**Aim**
Check each line of the listing for the word "自由基聚合" and report how many lines contain it, giving nothing but the number.

-- START Entries --

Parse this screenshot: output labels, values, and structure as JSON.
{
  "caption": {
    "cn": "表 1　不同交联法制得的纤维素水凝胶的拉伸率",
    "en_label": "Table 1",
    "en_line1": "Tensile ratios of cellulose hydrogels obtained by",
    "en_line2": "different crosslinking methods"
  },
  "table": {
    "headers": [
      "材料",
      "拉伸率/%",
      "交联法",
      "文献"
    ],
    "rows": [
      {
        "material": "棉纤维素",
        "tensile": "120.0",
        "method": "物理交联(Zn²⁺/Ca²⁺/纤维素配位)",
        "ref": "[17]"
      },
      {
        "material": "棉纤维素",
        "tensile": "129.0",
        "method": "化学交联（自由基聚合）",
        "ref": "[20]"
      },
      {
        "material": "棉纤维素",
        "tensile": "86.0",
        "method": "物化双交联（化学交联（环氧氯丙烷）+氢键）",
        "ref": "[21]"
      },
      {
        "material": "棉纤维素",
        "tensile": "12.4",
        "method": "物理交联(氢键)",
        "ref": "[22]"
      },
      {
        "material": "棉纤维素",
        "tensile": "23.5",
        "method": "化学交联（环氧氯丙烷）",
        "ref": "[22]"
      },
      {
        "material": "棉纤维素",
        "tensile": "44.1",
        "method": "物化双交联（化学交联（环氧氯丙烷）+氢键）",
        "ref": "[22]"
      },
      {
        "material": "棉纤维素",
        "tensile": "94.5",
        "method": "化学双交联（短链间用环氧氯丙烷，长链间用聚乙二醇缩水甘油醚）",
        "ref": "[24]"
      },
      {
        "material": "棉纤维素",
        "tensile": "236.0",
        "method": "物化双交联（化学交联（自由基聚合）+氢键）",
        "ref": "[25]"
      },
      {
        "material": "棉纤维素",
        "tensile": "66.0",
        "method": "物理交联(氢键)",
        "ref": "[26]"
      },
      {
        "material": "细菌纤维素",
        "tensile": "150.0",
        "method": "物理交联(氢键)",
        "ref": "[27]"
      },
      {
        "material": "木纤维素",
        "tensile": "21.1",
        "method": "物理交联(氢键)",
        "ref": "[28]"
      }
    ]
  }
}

-- END Entries --

**Problem solution**
2